## EXCERPTED DATA:
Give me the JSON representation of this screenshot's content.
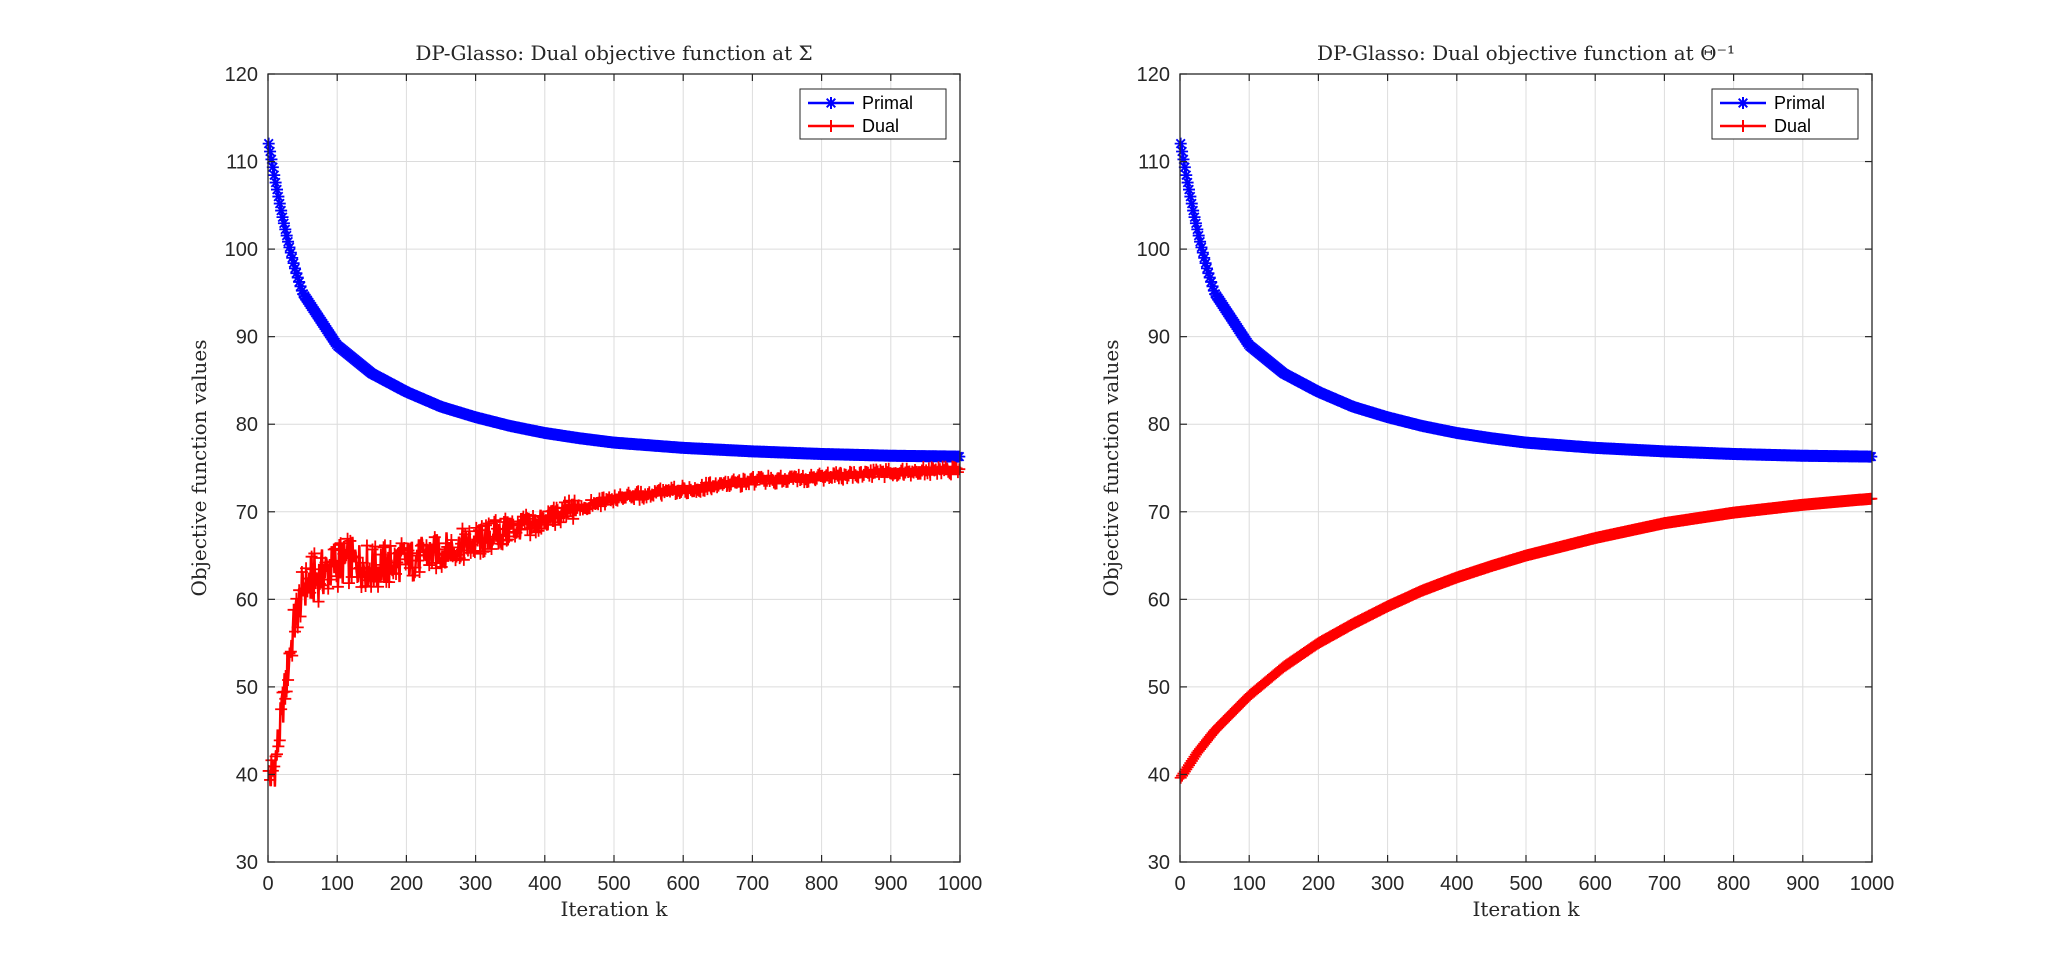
{
  "chart_data": [
    {
      "type": "line",
      "title": "DP-Glasso: Dual objective function at Σ",
      "xlabel": "Iteration k",
      "ylabel": "Objective function values",
      "xlim": [
        0,
        1000
      ],
      "ylim": [
        30,
        120
      ],
      "xticks": [
        0,
        100,
        200,
        300,
        400,
        500,
        600,
        700,
        800,
        900,
        1000
      ],
      "yticks": [
        30,
        40,
        50,
        60,
        70,
        80,
        90,
        100,
        110,
        120
      ],
      "grid": true,
      "legend_position": "top-right",
      "series": [
        {
          "name": "Primal",
          "color": "#0000ff",
          "marker": "asterisk",
          "x": [
            0,
            10,
            20,
            30,
            40,
            50,
            75,
            100,
            150,
            200,
            250,
            300,
            350,
            400,
            450,
            500,
            600,
            700,
            800,
            900,
            1000
          ],
          "y": [
            112.5,
            108,
            104,
            100.5,
            97.5,
            95,
            92,
            89,
            85.8,
            83.7,
            82,
            80.8,
            79.8,
            79,
            78.4,
            77.9,
            77.3,
            76.9,
            76.6,
            76.4,
            76.3
          ]
        },
        {
          "name": "Dual",
          "color": "#ff0000",
          "marker": "plus",
          "x": [
            0,
            10,
            20,
            30,
            40,
            50,
            60,
            80,
            100,
            120,
            150,
            180,
            200,
            250,
            300,
            350,
            400,
            450,
            500,
            600,
            700,
            800,
            900,
            1000
          ],
          "y": [
            39,
            41,
            47,
            53,
            58,
            61,
            62,
            63,
            64,
            64.5,
            63.5,
            64,
            64.5,
            65.5,
            66.5,
            68,
            69,
            70.5,
            71.5,
            72.5,
            73.5,
            74,
            74.5,
            74.8
          ]
        }
      ]
    },
    {
      "type": "line",
      "title": "DP-Glasso: Dual objective function at Θ⁻¹",
      "xlabel": "Iteration k",
      "ylabel": "Objective function values",
      "xlim": [
        0,
        1000
      ],
      "ylim": [
        30,
        120
      ],
      "xticks": [
        0,
        100,
        200,
        300,
        400,
        500,
        600,
        700,
        800,
        900,
        1000
      ],
      "yticks": [
        30,
        40,
        50,
        60,
        70,
        80,
        90,
        100,
        110,
        120
      ],
      "grid": true,
      "legend_position": "top-right",
      "series": [
        {
          "name": "Primal",
          "color": "#0000ff",
          "marker": "asterisk",
          "x": [
            0,
            10,
            20,
            30,
            40,
            50,
            75,
            100,
            150,
            200,
            250,
            300,
            350,
            400,
            450,
            500,
            600,
            700,
            800,
            900,
            1000
          ],
          "y": [
            112.5,
            108,
            104,
            100.5,
            97.5,
            95,
            92,
            89,
            85.8,
            83.7,
            82,
            80.8,
            79.8,
            79,
            78.4,
            77.9,
            77.3,
            76.9,
            76.6,
            76.4,
            76.3
          ]
        },
        {
          "name": "Dual",
          "color": "#ff0000",
          "marker": "plus",
          "x": [
            0,
            25,
            50,
            100,
            150,
            200,
            250,
            300,
            350,
            400,
            450,
            500,
            600,
            700,
            800,
            900,
            1000
          ],
          "y": [
            39.5,
            42.5,
            45,
            49,
            52.3,
            55,
            57.2,
            59.2,
            61,
            62.5,
            63.8,
            65,
            67,
            68.7,
            69.9,
            70.8,
            71.5
          ]
        }
      ]
    }
  ]
}
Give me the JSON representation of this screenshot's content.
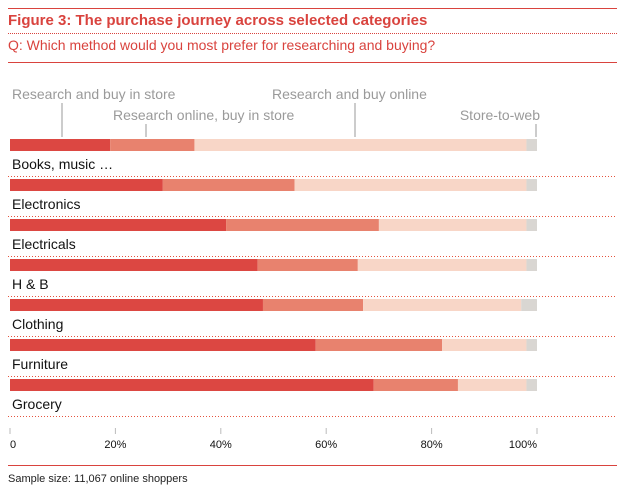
{
  "header": {
    "title": "Figure 3: The purchase journey across selected categories",
    "subtitle": "Q: Which method would you most prefer for researching and buying?"
  },
  "footer": {
    "note": "Sample size: 11,067 online shoppers"
  },
  "chart_data": {
    "type": "bar",
    "orientation": "horizontal",
    "stacked": true,
    "categories": [
      "Books, music …",
      "Electronics",
      "Electricals",
      "H & B",
      "Clothing",
      "Furniture",
      "Grocery"
    ],
    "series": [
      {
        "name": "Research and buy in store",
        "color": "#dc4742",
        "values": [
          19,
          29,
          41,
          47,
          48,
          58,
          69
        ]
      },
      {
        "name": "Research online, buy in store",
        "color": "#e8826e",
        "values": [
          16,
          25,
          29,
          19,
          19,
          24,
          16
        ]
      },
      {
        "name": "Research and buy online",
        "color": "#f8d6c7",
        "values": [
          63,
          44,
          28,
          32,
          30,
          16,
          13
        ]
      },
      {
        "name": "Store-to-web",
        "color": "#d9d6d2",
        "values": [
          2,
          2,
          2,
          2,
          3,
          2,
          2
        ]
      }
    ],
    "xlim": [
      0,
      100
    ],
    "xticks": [
      "0",
      "20%",
      "40%",
      "60%",
      "80%",
      "100%"
    ],
    "legend_placement": "top",
    "grid": false
  }
}
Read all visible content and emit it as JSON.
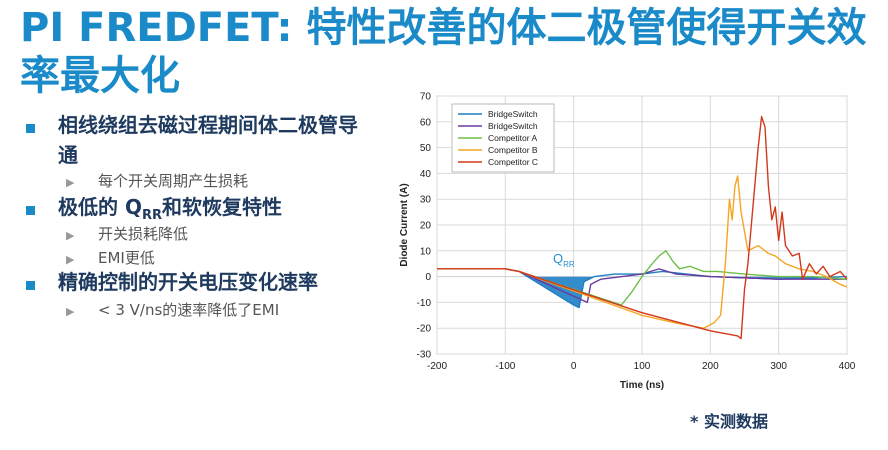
{
  "slide": {
    "title": "PI FREDFET: 特性改善的体二极管使得开关效率最大化",
    "bullets": [
      {
        "text": "相线绕组去磁过程期间体二极管导通",
        "subs": [
          "每个开关周期产生损耗"
        ]
      },
      {
        "text": "极低的 Q",
        "sub": "RR",
        "text_after": "和软恢复特性",
        "subs": [
          "开关损耗降低",
          "EMI更低"
        ]
      },
      {
        "text": "精确控制的开关电压变化速率",
        "subs": [
          "< 3 V/ns的速率降低了EMI"
        ]
      }
    ],
    "footnote": "* 实测数据"
  },
  "chart_data": {
    "type": "line",
    "xlabel": "Time (ns)",
    "ylabel": "Diode Current (A)",
    "xlim": [
      -200,
      400
    ],
    "xticks": [
      -200,
      -100,
      0,
      100,
      200,
      300,
      400
    ],
    "ylim": [
      -30,
      70
    ],
    "yticks": [
      -30,
      -20,
      -10,
      0,
      10,
      20,
      30,
      40,
      50,
      60,
      70
    ],
    "grid": true,
    "legend": "top-left",
    "annotation": {
      "text": "Q",
      "sub": "RR"
    },
    "series": [
      {
        "name": "BridgeSwitch",
        "color": "#1f7fc4",
        "fill": true,
        "x": [
          -200,
          -100,
          -80,
          0,
          8,
          15,
          30,
          60,
          100,
          130,
          200,
          300,
          400
        ],
        "values": [
          3,
          3,
          2,
          -11,
          -12,
          -2,
          0,
          1,
          1,
          2,
          0,
          -1,
          0
        ]
      },
      {
        "name": "BridgeSwitch",
        "color": "#6a3aa0",
        "x": [
          -200,
          -100,
          -80,
          20,
          25,
          40,
          100,
          125,
          150,
          200,
          300,
          400
        ],
        "values": [
          3,
          3,
          2,
          -10,
          -3,
          -1,
          1,
          3,
          1,
          0,
          -1,
          -1
        ]
      },
      {
        "name": "Competitor A",
        "color": "#6fbf4a",
        "x": [
          -200,
          -100,
          -80,
          70,
          85,
          100,
          115,
          125,
          135,
          145,
          155,
          170,
          190,
          210,
          250,
          300,
          350,
          400
        ],
        "values": [
          3,
          3,
          2,
          -11,
          -6,
          0,
          5,
          8,
          10,
          6,
          3,
          4,
          2,
          2,
          1,
          0,
          0,
          -1
        ]
      },
      {
        "name": "Competitor B",
        "color": "#f5a623",
        "x": [
          -200,
          -100,
          -80,
          100,
          150,
          190,
          205,
          215,
          222,
          228,
          232,
          236,
          240,
          245,
          255,
          270,
          285,
          295,
          310,
          330,
          350,
          370,
          390,
          400
        ],
        "values": [
          3,
          3,
          2,
          -15,
          -18,
          -20,
          -18,
          -15,
          5,
          30,
          22,
          35,
          39,
          25,
          10,
          12,
          9,
          8,
          5,
          3,
          2,
          0,
          -3,
          -4
        ]
      },
      {
        "name": "Competitor C",
        "color": "#d2381c",
        "x": [
          -200,
          -100,
          -80,
          100,
          200,
          240,
          245,
          250,
          255,
          260,
          265,
          270,
          275,
          280,
          285,
          290,
          295,
          300,
          305,
          310,
          320,
          330,
          335,
          345,
          355,
          365,
          375,
          390,
          400
        ],
        "values": [
          3,
          3,
          2,
          -14,
          -21,
          -23,
          -24,
          -5,
          5,
          20,
          35,
          50,
          62,
          58,
          35,
          22,
          27,
          14,
          25,
          12,
          8,
          9,
          -1,
          5,
          1,
          4,
          0,
          2,
          -1
        ]
      }
    ]
  }
}
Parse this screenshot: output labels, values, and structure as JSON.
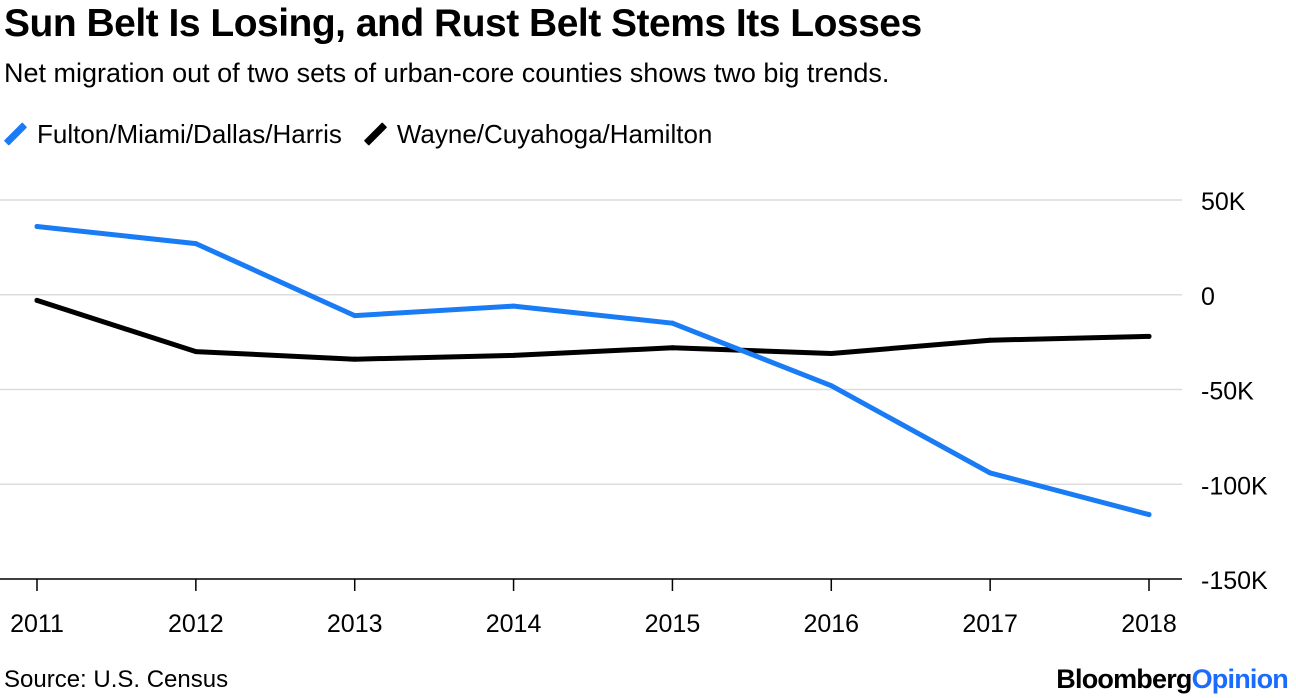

## PROMPT:
Filter the listing for the word "type" and copy every line that holds it.

## ANSWER TO THIS PROBLEM:
      "type": "line",
      "type": "line",
    "type": "bar",
    "type": "line",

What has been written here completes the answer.